PROBLEM STATEMENT: Copy every line of the data below without any change, from the line that contains "tab-specifications[interactable]: Specifications <box>28" down to the line that contains "tab-locations[interactable]: Locations <box>135", including both of those lines.

......

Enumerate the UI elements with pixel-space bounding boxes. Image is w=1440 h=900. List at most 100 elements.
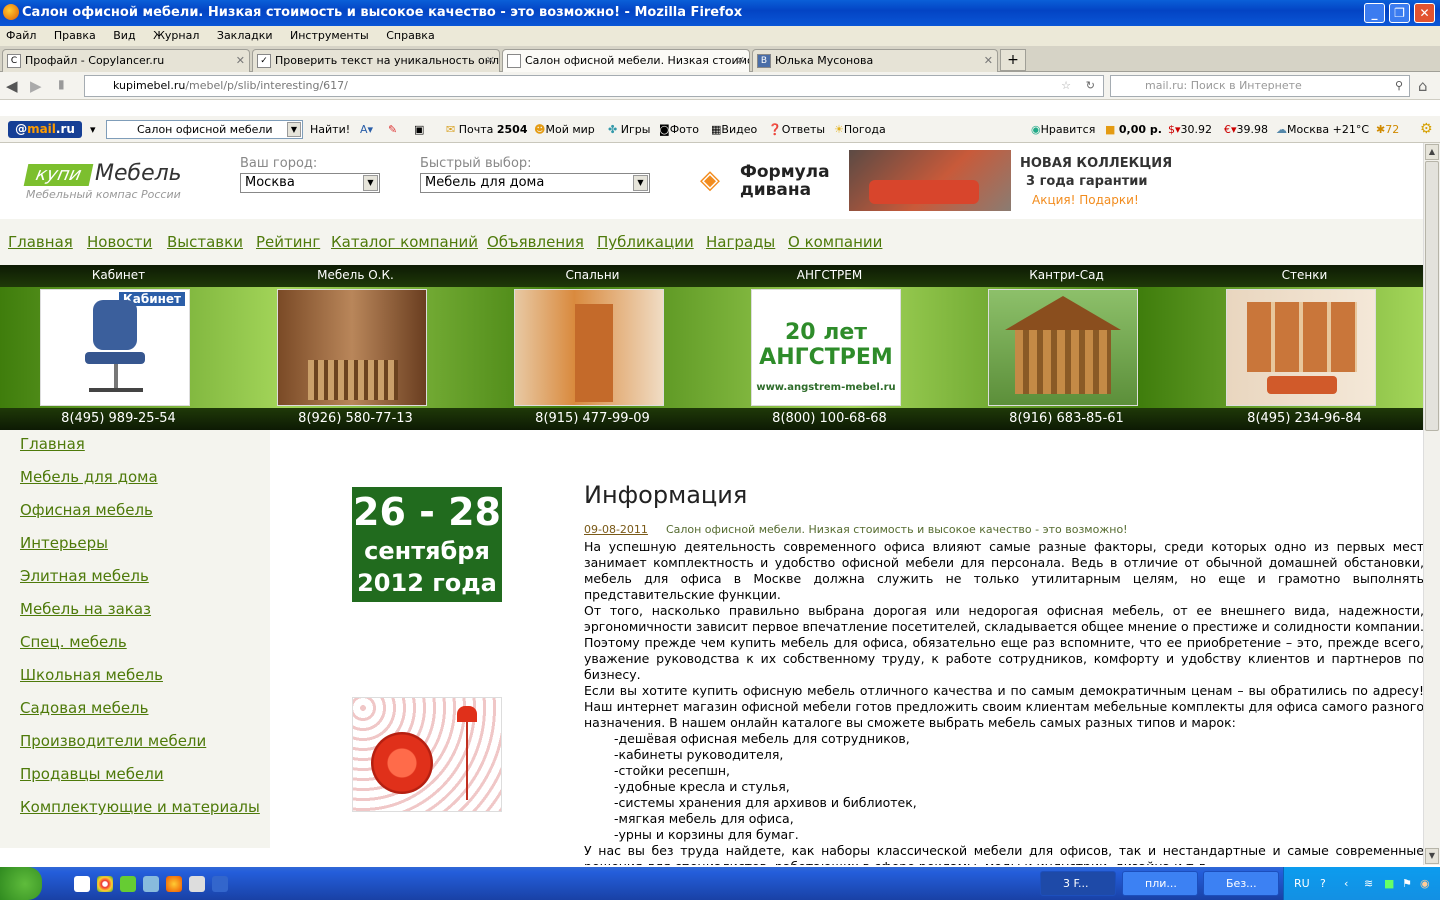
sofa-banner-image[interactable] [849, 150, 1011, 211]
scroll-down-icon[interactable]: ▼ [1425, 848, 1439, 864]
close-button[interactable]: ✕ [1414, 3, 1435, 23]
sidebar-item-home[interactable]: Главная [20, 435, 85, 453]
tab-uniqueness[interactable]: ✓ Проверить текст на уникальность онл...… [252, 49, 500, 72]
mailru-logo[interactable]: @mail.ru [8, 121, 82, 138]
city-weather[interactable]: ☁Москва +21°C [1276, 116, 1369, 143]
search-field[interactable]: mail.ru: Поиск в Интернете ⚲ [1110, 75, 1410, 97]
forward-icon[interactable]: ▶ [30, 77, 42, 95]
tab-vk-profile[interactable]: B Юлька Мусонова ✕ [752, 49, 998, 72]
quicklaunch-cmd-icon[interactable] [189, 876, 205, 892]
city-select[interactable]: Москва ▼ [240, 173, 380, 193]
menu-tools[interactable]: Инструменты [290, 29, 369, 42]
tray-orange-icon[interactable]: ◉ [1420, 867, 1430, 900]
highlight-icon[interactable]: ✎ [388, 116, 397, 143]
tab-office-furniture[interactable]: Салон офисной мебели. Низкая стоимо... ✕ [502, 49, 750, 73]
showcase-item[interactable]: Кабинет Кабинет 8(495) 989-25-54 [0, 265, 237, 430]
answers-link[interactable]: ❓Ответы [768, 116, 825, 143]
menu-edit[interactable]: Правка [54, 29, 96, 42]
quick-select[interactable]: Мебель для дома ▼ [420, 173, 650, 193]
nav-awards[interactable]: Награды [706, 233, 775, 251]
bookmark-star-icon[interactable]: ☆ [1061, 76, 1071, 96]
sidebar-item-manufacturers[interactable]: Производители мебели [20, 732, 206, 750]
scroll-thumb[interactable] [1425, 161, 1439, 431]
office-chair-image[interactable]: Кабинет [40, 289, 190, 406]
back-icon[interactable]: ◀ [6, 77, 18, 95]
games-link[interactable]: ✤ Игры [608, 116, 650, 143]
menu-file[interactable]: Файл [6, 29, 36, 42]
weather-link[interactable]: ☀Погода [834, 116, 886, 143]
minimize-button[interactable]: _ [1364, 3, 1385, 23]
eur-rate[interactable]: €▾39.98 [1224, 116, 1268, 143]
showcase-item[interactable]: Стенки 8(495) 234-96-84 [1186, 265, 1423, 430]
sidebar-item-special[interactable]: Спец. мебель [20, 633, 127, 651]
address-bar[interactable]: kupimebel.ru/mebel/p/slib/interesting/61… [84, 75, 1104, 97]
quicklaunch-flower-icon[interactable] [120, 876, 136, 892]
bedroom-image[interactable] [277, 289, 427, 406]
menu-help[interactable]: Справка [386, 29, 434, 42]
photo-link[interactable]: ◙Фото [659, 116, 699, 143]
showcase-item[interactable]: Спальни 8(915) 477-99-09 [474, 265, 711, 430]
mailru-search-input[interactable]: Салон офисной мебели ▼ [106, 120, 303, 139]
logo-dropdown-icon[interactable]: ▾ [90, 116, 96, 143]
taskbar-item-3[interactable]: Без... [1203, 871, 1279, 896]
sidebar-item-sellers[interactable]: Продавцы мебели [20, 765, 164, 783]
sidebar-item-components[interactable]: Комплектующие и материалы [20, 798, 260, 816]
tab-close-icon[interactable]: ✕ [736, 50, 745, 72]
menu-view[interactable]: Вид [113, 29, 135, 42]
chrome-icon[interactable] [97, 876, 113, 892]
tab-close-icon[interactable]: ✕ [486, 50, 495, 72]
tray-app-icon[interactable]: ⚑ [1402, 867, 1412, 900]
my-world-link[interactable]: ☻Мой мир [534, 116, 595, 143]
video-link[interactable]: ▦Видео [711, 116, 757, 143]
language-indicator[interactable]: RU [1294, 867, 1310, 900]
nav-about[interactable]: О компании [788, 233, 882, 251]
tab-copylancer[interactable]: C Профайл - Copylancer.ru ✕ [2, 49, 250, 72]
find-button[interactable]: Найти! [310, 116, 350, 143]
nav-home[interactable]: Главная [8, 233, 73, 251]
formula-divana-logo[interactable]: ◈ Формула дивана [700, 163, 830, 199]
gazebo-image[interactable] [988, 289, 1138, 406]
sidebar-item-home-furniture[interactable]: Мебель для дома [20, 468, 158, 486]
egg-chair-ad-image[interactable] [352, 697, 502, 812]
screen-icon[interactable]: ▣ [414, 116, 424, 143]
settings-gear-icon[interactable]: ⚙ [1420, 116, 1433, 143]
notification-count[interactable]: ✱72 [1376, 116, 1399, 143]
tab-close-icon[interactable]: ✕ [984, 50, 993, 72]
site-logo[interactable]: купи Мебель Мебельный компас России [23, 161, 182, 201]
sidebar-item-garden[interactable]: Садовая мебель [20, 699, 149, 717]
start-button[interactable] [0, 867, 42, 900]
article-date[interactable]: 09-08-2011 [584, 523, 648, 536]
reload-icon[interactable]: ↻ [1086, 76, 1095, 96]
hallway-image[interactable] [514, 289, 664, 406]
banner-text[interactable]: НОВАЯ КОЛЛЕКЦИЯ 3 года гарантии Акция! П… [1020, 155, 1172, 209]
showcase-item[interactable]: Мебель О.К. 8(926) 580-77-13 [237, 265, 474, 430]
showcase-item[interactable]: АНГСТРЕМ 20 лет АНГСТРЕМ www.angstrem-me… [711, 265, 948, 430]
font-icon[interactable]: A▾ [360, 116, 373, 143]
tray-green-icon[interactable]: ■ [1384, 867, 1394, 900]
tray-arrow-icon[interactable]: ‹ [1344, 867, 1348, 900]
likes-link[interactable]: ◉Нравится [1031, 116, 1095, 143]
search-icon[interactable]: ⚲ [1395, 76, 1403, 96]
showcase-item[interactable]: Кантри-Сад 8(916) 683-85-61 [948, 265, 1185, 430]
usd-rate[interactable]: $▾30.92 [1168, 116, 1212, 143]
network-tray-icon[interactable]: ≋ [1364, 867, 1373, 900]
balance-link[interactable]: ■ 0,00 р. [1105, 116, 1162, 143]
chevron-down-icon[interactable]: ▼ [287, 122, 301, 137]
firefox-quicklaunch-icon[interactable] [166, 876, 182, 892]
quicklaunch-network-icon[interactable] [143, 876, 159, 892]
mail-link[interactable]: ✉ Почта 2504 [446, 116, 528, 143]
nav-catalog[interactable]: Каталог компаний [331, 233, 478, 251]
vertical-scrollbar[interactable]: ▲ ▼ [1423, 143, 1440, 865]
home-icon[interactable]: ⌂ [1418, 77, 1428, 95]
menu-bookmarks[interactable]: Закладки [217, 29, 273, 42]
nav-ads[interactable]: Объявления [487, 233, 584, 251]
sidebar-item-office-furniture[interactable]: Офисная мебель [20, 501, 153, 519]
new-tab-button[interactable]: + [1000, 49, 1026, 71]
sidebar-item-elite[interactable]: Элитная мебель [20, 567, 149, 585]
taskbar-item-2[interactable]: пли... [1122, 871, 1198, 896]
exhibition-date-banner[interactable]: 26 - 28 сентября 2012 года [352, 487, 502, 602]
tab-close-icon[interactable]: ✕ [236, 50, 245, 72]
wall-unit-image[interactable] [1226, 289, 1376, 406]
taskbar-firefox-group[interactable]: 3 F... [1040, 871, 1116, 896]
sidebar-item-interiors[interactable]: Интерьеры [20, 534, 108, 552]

......

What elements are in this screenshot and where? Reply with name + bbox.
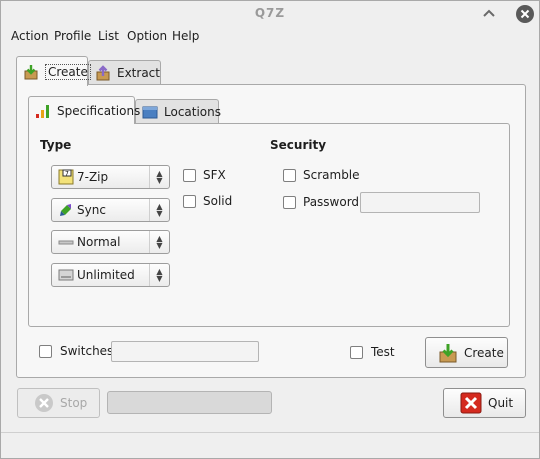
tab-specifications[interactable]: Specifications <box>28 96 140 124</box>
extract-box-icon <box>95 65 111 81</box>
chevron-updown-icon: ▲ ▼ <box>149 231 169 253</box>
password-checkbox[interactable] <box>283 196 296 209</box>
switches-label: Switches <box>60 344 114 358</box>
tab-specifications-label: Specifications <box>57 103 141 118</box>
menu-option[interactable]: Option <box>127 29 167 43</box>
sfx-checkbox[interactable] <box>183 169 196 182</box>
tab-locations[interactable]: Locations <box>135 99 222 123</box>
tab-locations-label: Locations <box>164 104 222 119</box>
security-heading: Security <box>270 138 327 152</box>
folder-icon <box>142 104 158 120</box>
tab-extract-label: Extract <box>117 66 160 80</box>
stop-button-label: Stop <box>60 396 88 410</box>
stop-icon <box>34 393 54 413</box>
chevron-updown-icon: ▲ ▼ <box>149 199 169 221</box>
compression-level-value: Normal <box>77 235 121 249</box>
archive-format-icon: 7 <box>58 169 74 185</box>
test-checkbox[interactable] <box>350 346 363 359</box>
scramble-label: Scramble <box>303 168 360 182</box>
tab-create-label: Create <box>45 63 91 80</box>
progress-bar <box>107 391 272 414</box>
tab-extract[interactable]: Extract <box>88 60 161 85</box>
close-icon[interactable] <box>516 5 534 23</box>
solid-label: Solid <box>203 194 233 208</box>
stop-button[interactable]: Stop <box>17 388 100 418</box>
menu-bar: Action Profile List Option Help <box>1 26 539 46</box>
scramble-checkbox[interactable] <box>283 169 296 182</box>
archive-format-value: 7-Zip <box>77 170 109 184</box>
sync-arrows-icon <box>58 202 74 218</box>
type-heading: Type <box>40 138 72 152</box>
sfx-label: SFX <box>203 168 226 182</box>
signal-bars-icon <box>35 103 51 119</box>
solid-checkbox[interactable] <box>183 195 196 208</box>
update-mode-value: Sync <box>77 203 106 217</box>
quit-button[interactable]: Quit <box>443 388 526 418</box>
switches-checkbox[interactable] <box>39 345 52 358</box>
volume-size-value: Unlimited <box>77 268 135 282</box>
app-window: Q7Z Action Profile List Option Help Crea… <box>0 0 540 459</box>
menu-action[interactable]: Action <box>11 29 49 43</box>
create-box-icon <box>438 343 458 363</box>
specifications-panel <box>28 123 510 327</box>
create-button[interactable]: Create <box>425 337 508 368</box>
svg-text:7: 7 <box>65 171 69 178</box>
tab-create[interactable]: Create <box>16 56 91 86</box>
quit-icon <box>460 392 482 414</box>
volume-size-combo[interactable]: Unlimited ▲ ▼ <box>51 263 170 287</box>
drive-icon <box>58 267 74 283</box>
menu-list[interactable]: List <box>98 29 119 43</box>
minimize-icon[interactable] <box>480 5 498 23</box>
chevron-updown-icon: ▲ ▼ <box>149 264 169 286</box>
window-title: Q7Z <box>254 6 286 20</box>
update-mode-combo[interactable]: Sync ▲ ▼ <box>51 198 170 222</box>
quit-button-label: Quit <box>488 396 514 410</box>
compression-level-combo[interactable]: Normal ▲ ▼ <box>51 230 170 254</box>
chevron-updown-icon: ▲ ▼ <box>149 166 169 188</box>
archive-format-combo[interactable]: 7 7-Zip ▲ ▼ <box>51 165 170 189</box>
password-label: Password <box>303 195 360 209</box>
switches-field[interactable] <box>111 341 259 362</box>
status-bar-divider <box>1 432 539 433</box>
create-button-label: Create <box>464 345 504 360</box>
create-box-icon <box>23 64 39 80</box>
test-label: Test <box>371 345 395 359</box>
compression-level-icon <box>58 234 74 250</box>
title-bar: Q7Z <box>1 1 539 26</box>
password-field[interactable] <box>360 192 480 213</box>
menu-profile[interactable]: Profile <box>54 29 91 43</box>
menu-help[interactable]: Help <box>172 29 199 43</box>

......

EXERCISE RESULT:
tab-specifications[interactable]: Specifications <box>28 96 140 124</box>
extract-box-icon <box>95 65 111 81</box>
chevron-updown-icon: ▲ ▼ <box>149 231 169 253</box>
password-checkbox[interactable] <box>283 196 296 209</box>
switches-label: Switches <box>60 344 114 358</box>
tab-specifications-label: Specifications <box>57 103 141 118</box>
menu-option[interactable]: Option <box>127 29 167 43</box>
sfx-checkbox[interactable] <box>183 169 196 182</box>
tab-locations[interactable]: Locations <box>135 99 222 123</box>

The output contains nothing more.